#### Data supplied

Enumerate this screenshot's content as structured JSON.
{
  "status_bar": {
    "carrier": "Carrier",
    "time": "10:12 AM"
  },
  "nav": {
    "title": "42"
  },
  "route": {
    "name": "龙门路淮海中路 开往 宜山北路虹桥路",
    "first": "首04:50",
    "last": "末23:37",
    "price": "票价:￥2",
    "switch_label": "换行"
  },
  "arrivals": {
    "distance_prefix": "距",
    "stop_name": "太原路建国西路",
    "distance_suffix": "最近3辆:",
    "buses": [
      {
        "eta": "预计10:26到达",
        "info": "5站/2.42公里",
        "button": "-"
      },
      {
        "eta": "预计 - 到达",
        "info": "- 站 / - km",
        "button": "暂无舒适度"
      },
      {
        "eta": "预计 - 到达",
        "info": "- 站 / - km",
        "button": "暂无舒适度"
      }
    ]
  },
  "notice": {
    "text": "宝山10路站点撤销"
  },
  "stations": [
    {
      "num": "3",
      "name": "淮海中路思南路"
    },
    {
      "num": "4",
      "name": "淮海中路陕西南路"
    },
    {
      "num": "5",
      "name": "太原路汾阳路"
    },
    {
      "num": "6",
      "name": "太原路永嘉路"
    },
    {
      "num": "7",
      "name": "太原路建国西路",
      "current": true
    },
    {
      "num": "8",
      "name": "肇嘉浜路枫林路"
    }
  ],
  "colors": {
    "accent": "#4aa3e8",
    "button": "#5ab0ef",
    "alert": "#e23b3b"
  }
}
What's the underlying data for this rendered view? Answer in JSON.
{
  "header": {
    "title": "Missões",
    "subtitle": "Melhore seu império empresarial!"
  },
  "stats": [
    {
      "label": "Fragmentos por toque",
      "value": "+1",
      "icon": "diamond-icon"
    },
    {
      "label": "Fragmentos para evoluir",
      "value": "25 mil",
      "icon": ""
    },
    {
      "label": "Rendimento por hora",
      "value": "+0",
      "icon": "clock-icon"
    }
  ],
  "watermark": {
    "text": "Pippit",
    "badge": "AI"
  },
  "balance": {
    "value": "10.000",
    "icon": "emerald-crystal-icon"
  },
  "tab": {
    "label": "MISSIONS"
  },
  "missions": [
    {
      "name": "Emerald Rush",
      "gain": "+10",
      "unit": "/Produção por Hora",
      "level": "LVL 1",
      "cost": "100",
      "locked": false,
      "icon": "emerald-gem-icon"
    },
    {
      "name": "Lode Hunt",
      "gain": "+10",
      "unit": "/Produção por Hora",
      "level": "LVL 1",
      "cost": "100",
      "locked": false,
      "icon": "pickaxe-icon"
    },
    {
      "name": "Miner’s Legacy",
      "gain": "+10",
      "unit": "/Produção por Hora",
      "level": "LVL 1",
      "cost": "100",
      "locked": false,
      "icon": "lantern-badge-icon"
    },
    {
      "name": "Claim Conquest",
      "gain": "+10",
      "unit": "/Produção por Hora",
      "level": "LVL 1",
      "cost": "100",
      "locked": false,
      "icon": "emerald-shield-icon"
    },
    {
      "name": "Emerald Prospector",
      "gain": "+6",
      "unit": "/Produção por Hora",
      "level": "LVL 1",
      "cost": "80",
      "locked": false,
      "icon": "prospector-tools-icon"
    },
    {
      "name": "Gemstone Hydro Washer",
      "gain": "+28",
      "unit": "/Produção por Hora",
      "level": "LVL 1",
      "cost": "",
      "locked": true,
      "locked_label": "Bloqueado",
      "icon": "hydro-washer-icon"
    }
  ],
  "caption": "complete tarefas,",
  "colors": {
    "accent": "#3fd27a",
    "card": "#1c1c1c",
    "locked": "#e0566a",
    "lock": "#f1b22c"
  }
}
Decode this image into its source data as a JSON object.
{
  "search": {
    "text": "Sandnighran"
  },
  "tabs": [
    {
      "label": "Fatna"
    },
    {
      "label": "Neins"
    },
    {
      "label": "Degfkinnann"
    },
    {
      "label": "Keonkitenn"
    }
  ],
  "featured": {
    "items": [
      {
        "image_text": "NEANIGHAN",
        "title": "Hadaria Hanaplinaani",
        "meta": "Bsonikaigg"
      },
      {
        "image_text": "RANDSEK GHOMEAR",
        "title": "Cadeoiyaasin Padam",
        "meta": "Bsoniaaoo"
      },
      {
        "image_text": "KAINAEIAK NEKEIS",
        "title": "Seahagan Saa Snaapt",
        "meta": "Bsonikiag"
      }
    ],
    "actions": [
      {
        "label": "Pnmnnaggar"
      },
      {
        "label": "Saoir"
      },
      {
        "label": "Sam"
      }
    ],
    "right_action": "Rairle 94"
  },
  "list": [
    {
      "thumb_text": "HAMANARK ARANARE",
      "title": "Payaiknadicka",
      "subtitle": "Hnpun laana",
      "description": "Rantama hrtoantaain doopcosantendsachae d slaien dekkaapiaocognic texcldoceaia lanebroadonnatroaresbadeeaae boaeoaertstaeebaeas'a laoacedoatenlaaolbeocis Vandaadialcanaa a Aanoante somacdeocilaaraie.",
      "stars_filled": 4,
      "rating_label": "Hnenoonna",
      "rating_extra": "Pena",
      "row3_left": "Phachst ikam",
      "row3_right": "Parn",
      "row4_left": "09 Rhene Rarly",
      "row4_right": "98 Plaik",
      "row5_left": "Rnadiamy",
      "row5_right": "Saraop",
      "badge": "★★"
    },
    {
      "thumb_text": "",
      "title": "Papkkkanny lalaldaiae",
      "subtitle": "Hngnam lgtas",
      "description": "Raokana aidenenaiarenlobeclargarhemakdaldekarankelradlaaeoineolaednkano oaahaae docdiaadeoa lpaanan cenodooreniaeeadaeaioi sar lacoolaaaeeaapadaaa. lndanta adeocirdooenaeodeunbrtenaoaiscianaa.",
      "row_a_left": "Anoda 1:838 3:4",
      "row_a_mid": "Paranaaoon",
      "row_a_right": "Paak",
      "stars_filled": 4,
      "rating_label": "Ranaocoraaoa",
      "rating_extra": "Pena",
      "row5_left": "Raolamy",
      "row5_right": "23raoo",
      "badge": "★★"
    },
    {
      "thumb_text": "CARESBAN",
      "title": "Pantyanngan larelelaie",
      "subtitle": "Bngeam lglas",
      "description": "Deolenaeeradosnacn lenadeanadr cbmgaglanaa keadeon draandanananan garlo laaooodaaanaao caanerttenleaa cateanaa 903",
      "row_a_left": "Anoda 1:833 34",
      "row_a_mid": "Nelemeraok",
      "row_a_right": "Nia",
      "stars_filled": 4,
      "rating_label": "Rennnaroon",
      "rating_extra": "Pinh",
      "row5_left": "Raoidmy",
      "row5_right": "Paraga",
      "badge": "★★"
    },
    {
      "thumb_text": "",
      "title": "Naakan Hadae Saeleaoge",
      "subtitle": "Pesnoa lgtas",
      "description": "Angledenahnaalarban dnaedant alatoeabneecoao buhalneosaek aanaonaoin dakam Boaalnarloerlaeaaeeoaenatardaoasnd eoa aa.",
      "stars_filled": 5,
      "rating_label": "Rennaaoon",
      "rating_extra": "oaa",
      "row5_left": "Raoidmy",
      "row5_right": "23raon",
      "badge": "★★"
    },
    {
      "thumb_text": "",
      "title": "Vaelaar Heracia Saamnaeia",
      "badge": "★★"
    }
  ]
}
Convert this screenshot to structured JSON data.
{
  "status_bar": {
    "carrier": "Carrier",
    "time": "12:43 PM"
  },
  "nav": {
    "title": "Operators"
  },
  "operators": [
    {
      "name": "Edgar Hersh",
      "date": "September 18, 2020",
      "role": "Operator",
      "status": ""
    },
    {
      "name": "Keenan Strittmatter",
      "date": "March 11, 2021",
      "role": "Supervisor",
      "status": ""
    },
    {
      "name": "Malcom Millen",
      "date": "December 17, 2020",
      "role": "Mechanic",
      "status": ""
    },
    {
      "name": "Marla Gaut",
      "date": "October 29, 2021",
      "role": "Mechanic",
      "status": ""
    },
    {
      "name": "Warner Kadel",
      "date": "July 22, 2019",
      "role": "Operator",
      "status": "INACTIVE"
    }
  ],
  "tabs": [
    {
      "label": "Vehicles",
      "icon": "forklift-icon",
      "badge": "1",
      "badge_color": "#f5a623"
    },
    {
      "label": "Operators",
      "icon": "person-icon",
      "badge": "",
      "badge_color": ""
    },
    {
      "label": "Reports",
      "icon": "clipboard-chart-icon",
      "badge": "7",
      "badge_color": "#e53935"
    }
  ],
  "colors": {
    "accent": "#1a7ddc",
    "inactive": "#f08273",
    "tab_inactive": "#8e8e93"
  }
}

#### Aim
What are the lines from the one with "Convert this screenshot" through the last line of the records above? Quote them exactly and add nothing.

#### Response to this task
Convert this screenshot to structured JSON data.
{
  "status_bar": {
    "carrier": "Carrier",
    "time": "12:43 PM"
  },
  "nav": {
    "title": "Operators"
  },
  "operators": [
    {
      "name": "Edgar Hersh",
      "date": "September 18, 2020",
      "role": "Operator",
      "status": ""
    },
    {
      "name": "Keenan Strittmatter",
      "date": "March 11, 2021",
      "role": "Supervisor",
      "status": ""
    },
    {
      "name": "Malcom Millen",
      "date": "December 17, 2020",
      "role": "Mechanic",
      "status": ""
    },
    {
      "name": "Marla Gaut",
      "date": "October 29, 2021",
      "role": "Mechanic",
      "status": ""
    },
    {
      "name": "Warner Kadel",
      "date": "July 22, 2019",
      "role": "Operator",
      "status": "INACTIVE"
    }
  ],
  "tabs": [
    {
      "label": "Vehicles",
      "icon": "forklift-icon",
      "badge": "1",
      "badge_color": "#f5a623"
    },
    {
      "label": "Operators",
      "icon": "person-icon",
      "badge": "",
      "badge_color": ""
    },
    {
      "label": "Reports",
      "icon": "clipboard-chart-icon",
      "badge": "7",
      "badge_color": "#e53935"
    }
  ],
  "colors": {
    "accent": "#1a7ddc",
    "inactive": "#f08273",
    "tab_inactive": "#8e8e93"
  }
}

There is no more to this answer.